* Start Rows *

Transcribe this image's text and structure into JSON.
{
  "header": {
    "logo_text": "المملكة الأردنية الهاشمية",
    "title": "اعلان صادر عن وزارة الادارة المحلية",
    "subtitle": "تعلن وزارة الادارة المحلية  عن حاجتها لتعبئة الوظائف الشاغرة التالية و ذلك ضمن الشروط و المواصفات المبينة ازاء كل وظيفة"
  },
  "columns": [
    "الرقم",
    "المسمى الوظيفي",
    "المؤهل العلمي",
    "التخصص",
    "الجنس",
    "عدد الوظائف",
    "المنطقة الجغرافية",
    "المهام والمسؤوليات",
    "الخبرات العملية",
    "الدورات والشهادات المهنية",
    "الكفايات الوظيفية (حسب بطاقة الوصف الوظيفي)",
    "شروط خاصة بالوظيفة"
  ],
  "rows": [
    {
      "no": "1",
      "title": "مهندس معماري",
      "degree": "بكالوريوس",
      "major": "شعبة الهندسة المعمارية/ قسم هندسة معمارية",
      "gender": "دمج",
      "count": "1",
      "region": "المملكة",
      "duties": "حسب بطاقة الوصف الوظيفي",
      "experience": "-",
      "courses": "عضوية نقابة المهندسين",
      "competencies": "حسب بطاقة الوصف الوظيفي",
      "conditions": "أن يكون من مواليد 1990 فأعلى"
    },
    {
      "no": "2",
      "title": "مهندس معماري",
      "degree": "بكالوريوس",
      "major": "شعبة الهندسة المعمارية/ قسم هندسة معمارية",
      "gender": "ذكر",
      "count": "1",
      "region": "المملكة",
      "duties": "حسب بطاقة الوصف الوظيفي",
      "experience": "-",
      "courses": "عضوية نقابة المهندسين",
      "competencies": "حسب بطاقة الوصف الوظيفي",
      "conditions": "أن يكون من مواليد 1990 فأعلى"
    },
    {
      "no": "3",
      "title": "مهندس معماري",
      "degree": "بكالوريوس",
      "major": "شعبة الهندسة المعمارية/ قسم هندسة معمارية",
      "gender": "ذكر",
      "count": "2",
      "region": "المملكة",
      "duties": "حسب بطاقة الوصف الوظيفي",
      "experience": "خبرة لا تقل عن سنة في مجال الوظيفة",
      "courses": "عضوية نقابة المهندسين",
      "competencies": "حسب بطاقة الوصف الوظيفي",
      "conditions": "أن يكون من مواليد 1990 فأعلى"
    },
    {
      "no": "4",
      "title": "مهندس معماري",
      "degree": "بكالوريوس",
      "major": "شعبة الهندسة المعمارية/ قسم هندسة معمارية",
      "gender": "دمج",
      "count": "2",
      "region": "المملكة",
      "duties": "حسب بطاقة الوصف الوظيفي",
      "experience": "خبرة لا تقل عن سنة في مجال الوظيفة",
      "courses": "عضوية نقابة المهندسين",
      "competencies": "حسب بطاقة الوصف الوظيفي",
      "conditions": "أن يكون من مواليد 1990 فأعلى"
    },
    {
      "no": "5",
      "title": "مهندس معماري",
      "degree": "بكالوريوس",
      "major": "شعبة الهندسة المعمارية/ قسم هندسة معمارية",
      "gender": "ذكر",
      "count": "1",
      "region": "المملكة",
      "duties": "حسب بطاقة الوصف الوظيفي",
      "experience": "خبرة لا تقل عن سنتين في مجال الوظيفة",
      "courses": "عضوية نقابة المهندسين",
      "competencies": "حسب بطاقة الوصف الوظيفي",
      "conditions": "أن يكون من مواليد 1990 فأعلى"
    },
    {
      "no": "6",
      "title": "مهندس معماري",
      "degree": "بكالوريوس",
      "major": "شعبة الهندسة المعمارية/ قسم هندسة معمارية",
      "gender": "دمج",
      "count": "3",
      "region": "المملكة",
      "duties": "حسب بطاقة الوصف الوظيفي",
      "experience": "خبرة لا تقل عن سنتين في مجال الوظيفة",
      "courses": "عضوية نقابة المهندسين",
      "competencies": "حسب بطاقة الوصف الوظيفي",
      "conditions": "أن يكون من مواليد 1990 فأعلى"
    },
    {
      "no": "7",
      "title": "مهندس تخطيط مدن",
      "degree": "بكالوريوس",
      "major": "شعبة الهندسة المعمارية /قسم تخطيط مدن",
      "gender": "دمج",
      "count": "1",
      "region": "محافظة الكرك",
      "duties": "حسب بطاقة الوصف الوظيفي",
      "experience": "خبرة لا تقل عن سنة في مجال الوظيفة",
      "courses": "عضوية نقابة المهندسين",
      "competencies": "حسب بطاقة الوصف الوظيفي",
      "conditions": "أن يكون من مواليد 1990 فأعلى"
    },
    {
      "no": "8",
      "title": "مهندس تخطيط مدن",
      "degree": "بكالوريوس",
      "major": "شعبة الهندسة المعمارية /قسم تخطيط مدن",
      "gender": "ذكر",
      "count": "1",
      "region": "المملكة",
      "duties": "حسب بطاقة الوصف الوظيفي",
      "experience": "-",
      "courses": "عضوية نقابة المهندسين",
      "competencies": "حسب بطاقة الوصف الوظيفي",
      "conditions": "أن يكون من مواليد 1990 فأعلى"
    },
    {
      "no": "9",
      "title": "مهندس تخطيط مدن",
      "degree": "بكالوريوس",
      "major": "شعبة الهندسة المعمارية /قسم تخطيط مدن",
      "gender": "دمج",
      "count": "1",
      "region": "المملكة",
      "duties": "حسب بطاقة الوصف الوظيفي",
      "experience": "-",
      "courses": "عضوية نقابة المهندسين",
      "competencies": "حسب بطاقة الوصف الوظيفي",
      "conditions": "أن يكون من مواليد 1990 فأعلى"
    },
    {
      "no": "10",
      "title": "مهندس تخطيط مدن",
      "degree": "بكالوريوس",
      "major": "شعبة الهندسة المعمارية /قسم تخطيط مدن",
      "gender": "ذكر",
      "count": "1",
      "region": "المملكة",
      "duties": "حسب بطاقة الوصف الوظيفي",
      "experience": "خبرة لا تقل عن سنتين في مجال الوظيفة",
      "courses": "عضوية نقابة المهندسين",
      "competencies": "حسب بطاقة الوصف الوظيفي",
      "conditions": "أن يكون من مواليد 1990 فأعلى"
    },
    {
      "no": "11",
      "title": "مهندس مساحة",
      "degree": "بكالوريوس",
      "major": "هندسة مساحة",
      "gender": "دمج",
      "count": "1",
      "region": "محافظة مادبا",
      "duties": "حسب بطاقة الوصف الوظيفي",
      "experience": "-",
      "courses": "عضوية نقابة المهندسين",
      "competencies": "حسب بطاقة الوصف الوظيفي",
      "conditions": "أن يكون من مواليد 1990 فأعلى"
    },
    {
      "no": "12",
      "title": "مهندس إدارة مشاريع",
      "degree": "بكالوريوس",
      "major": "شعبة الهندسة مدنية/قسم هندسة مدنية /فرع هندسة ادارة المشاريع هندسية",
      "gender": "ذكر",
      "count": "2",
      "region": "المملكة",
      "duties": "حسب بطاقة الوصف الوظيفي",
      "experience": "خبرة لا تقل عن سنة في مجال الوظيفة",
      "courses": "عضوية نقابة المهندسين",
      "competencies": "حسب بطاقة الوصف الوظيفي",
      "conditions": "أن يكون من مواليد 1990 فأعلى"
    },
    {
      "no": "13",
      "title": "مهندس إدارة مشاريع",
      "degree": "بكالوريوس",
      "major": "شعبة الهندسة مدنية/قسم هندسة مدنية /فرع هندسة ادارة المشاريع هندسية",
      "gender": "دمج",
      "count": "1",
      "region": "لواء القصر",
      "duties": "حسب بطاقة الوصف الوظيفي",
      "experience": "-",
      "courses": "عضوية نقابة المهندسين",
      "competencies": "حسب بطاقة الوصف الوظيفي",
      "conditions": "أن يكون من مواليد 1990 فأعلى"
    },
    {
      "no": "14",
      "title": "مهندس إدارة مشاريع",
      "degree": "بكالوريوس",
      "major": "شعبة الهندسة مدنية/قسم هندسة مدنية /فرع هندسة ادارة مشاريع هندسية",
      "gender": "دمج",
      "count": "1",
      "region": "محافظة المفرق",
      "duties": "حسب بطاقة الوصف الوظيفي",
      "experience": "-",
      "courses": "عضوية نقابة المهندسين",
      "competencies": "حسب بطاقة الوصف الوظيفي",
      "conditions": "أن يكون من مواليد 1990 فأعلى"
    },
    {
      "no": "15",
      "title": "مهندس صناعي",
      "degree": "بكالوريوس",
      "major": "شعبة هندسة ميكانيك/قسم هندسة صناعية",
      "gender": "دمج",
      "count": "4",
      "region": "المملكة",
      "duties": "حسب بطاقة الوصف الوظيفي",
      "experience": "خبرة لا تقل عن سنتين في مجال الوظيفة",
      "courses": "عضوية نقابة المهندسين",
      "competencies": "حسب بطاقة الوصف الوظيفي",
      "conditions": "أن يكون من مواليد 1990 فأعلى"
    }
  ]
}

* End Rows *

:: What the task requires ::
Copy out all lines that carry the word "الادارة".

:: Reply ::
    "title": "اعلان صادر عن وزارة الادارة المحلية",
    "subtitle": "تعلن وزارة الادارة المحلية  عن حاجتها لتعبئة الوظائف الشاغرة التالية و ذلك ضمن الشروط و المواصفات المبينة ازاء كل وظيفة"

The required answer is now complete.